_AIM OF THE EXERCISE_: Lines that hold the string "Nadmorska" are to be counted; give only their number.

_PROVIDED ENTRIES_:
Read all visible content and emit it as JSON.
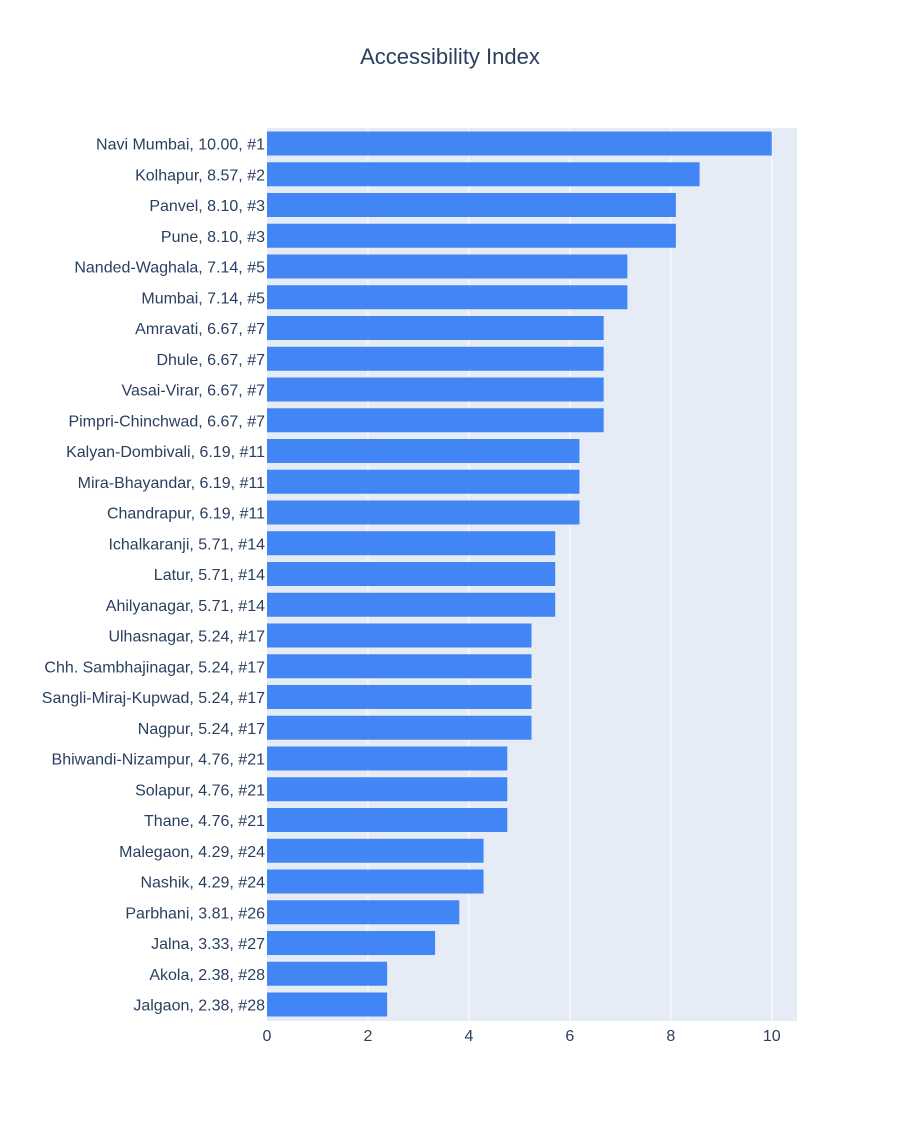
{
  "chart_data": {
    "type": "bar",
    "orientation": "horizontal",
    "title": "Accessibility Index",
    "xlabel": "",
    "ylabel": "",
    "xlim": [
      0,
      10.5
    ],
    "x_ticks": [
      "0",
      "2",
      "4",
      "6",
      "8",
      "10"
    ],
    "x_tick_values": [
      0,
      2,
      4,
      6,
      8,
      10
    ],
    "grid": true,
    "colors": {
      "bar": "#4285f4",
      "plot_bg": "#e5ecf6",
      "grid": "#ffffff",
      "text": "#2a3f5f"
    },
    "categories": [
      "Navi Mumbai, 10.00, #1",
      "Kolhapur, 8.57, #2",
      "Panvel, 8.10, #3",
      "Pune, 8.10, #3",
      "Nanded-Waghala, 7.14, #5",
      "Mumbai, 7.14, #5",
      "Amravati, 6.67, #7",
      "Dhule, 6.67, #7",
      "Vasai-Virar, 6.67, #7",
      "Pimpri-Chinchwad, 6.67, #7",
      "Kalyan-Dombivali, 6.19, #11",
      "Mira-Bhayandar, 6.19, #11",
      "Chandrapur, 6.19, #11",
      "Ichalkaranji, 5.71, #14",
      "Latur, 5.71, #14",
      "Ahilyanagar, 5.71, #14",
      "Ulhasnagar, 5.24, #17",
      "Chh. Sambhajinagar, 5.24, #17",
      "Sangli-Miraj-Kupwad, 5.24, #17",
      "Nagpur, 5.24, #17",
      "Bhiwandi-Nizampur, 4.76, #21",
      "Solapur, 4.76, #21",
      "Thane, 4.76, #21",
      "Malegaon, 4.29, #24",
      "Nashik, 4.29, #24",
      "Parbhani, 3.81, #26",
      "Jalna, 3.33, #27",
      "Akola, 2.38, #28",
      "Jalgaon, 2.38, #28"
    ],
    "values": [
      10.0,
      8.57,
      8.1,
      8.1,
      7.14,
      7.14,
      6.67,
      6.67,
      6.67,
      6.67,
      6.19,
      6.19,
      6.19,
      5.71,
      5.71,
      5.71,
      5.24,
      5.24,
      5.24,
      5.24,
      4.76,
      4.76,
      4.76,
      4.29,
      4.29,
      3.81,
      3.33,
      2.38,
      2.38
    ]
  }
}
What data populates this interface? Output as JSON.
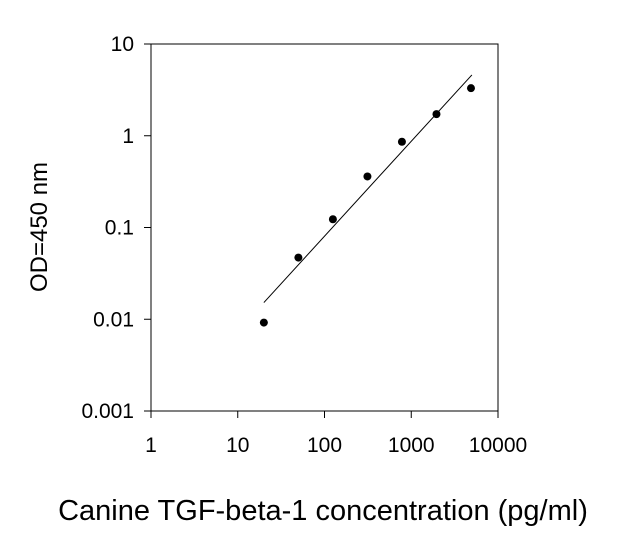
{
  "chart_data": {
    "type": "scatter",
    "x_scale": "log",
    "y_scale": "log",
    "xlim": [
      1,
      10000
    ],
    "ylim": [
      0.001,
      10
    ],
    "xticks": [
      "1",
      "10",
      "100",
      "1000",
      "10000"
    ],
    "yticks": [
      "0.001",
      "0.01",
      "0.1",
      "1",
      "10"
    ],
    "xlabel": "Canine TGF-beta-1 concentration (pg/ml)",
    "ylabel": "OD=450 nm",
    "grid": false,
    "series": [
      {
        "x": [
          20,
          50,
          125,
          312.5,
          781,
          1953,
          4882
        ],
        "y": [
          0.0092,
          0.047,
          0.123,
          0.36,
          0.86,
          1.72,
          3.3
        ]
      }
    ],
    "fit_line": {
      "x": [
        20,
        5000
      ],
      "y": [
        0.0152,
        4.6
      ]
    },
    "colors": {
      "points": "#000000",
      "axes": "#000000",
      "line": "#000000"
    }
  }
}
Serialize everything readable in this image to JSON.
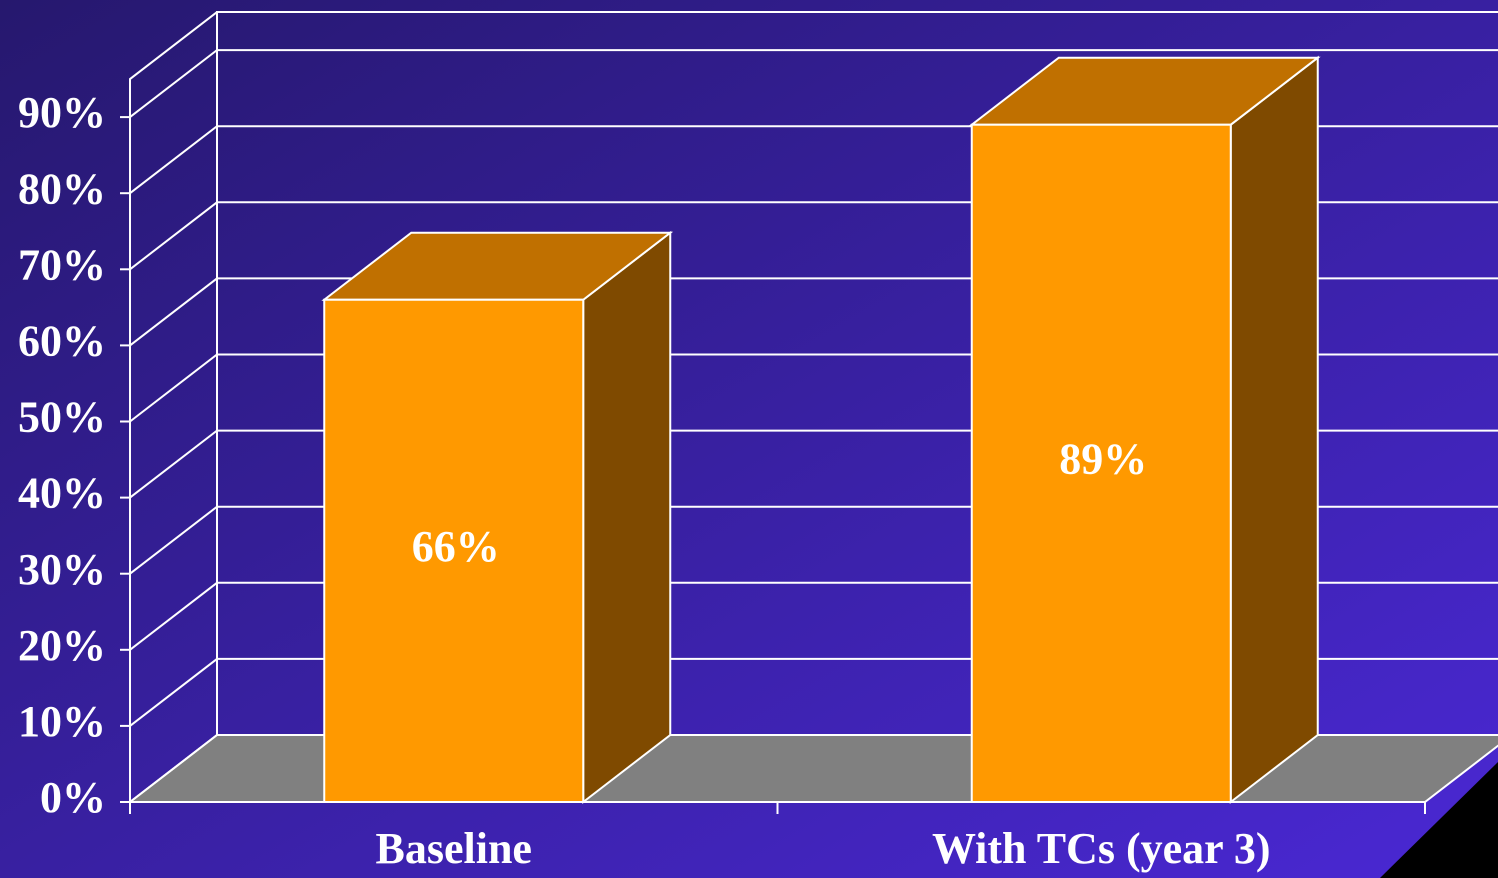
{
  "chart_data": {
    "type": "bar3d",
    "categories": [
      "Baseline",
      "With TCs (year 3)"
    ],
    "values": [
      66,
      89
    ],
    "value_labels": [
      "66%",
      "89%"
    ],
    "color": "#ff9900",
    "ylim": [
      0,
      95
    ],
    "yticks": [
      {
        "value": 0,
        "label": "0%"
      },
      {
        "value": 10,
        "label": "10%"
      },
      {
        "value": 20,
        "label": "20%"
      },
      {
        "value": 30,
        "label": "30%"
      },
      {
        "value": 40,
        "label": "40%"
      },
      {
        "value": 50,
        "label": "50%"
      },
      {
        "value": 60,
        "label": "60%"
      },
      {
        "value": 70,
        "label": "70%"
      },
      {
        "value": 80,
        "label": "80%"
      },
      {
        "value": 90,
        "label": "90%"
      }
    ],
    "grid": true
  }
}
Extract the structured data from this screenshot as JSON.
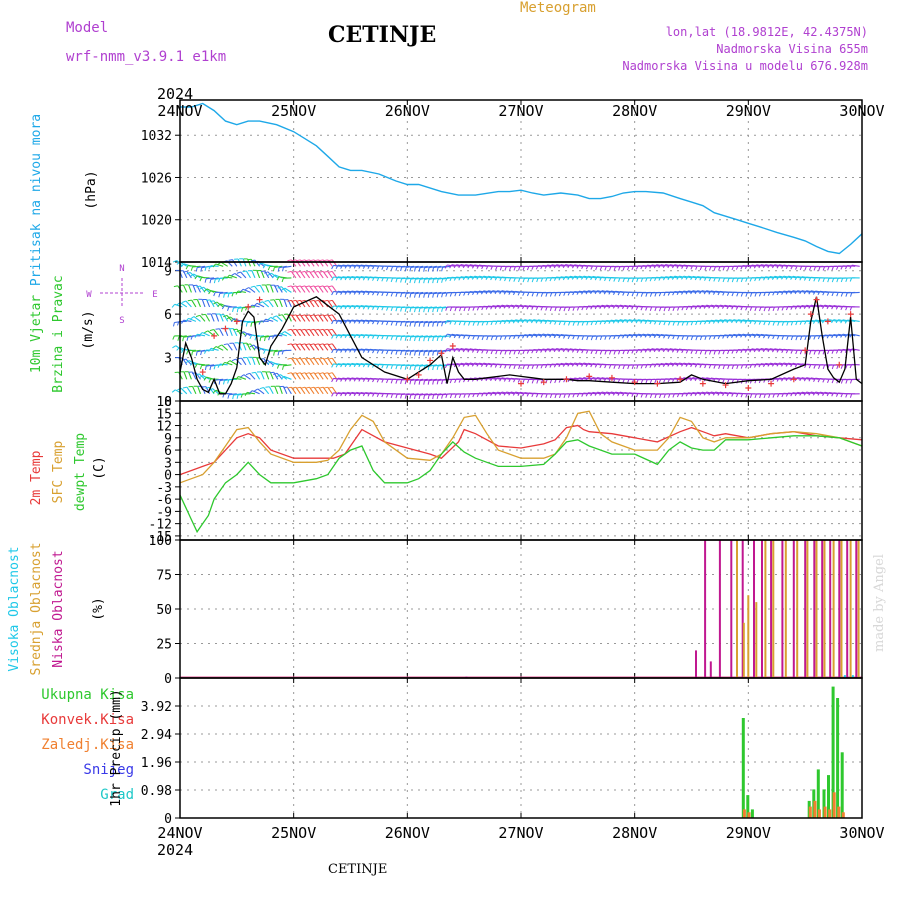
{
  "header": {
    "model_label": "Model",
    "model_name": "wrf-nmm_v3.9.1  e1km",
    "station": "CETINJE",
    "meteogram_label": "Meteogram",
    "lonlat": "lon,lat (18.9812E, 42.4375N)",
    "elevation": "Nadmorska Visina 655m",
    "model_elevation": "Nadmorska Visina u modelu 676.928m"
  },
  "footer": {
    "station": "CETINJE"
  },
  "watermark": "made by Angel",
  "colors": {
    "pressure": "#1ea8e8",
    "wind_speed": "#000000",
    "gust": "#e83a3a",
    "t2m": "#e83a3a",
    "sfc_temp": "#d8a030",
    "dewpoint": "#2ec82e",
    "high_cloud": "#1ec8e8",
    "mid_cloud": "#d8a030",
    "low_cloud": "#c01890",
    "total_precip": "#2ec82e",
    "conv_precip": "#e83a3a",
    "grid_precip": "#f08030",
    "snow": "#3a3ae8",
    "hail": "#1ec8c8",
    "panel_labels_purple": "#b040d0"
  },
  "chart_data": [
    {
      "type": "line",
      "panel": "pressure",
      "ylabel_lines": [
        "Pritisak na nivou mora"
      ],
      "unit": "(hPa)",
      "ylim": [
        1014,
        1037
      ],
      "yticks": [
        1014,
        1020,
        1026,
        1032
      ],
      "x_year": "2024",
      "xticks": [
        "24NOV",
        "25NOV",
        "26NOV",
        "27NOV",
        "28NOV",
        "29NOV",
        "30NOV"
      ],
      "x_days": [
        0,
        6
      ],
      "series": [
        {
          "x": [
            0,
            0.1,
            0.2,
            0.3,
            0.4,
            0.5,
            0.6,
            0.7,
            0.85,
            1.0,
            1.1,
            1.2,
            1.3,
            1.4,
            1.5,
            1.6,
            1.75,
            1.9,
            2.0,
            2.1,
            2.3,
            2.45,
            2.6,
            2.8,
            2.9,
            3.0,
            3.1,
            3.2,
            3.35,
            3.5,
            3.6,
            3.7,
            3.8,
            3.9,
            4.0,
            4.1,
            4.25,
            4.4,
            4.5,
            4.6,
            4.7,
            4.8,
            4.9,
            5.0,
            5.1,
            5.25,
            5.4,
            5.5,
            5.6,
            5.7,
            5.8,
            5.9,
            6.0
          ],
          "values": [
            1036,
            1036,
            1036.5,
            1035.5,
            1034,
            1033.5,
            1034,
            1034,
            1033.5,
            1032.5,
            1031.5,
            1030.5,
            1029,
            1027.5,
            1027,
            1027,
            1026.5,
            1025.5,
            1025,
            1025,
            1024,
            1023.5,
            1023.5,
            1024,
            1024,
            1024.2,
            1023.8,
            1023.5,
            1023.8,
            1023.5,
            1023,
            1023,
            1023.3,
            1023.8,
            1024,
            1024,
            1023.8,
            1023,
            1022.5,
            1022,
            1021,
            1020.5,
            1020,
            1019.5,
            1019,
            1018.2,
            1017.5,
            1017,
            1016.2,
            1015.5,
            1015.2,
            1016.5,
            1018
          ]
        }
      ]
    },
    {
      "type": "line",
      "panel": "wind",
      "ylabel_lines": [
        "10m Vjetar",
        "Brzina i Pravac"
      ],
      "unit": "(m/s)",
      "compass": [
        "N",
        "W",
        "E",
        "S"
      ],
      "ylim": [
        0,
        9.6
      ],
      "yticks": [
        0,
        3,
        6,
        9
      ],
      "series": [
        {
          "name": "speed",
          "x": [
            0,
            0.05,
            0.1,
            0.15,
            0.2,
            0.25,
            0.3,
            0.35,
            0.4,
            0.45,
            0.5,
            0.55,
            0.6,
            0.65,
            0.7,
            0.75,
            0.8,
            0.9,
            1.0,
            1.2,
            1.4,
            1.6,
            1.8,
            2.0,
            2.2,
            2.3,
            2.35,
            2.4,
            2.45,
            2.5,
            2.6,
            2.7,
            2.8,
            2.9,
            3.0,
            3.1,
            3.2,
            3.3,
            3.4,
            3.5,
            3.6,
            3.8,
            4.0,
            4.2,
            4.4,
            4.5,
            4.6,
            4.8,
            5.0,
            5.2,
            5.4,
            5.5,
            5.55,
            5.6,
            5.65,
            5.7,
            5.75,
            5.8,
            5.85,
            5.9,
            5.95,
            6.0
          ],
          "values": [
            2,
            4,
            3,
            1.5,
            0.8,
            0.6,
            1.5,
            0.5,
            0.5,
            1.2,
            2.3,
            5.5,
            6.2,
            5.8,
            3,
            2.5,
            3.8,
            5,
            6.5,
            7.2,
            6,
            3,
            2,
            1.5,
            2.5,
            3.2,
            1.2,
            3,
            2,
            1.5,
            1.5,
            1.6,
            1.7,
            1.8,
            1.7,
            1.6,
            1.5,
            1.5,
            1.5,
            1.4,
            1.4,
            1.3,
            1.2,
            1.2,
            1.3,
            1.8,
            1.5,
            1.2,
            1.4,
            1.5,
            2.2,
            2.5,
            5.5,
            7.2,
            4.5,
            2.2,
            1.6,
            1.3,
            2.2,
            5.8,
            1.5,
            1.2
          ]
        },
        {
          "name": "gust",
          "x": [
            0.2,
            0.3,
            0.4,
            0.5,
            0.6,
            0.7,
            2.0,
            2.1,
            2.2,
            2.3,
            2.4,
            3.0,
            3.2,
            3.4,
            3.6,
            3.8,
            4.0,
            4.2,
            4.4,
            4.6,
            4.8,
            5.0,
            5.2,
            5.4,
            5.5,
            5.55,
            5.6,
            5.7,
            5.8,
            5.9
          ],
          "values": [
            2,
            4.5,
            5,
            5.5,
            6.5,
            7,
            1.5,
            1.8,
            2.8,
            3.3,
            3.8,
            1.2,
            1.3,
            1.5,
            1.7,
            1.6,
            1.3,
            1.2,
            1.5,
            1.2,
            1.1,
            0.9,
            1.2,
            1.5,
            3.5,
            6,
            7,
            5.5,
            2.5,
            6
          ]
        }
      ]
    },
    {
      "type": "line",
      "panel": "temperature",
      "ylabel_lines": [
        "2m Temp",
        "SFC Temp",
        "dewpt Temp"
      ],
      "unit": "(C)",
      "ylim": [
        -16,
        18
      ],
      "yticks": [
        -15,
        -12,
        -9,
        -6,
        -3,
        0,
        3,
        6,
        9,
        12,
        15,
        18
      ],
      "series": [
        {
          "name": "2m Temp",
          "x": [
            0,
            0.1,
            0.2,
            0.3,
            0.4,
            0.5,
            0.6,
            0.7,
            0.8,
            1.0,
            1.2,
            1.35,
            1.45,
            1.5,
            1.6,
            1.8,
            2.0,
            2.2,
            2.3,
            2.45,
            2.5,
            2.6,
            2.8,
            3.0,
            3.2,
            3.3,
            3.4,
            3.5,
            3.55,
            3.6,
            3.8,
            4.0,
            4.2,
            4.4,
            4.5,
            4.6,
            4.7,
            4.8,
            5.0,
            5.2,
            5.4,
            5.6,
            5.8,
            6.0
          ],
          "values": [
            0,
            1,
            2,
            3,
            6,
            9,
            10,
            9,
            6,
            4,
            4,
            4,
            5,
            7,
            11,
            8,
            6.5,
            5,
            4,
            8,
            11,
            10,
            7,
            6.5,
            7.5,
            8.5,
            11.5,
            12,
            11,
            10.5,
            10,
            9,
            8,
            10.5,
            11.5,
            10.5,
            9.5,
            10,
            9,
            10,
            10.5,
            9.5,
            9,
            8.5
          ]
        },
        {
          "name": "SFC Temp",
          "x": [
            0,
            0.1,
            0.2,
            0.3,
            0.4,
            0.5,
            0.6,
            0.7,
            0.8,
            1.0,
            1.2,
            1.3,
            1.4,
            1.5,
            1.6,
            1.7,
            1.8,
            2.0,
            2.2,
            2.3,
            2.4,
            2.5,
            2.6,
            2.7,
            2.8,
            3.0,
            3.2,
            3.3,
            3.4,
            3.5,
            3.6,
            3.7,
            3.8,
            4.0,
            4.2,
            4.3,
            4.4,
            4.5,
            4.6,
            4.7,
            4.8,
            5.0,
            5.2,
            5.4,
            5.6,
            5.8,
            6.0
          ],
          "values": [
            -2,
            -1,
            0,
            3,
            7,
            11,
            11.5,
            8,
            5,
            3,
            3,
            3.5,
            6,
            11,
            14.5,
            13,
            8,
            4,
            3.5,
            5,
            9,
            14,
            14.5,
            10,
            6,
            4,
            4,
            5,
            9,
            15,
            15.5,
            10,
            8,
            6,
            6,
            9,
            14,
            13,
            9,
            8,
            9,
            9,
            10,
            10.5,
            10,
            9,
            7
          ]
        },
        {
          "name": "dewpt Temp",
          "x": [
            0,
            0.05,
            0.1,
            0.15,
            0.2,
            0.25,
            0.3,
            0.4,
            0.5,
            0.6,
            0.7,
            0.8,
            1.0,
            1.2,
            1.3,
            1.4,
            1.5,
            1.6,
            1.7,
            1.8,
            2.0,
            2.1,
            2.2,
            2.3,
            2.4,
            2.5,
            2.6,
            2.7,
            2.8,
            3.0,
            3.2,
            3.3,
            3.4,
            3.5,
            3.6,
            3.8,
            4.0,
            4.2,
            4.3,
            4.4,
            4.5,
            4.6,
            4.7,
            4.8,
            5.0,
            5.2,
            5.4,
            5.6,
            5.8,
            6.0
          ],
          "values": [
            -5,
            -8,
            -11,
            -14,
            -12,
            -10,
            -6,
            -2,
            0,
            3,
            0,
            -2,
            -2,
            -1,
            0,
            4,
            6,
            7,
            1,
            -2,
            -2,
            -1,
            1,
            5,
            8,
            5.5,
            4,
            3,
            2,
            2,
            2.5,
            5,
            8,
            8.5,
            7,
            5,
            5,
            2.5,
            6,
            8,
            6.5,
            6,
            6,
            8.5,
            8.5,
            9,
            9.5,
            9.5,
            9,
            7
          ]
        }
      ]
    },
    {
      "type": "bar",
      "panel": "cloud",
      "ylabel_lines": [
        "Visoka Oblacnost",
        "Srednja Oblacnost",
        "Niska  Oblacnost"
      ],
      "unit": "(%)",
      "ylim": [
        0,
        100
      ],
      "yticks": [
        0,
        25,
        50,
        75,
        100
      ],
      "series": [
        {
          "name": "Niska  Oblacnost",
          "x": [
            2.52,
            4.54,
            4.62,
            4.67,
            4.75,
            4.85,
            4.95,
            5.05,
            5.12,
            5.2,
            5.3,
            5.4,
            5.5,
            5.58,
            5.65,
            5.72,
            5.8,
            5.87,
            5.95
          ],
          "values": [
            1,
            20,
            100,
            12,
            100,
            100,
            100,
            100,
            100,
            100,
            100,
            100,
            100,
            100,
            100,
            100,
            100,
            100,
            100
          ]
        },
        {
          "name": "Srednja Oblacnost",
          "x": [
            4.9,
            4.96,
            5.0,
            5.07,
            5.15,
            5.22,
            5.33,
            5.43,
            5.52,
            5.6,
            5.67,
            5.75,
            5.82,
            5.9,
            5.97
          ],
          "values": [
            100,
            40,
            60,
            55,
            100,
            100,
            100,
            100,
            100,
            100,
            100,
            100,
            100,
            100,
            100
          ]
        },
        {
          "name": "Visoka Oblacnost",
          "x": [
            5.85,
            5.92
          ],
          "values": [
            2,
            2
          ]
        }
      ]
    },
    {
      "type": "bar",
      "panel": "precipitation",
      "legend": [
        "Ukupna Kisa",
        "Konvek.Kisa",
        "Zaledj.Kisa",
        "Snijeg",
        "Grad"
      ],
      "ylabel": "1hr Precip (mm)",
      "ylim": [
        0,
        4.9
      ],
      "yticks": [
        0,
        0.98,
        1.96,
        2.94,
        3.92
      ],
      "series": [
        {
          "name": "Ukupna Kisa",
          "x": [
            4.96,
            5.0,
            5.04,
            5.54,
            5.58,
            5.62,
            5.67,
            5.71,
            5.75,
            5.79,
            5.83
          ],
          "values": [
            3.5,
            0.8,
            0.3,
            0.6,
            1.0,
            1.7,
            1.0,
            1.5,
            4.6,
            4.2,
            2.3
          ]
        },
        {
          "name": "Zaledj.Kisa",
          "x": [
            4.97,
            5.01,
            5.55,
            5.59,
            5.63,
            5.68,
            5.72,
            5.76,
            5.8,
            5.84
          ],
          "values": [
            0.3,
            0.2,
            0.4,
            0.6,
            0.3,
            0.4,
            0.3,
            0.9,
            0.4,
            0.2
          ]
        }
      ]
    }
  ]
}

_CORRECT RESPONSE_: 2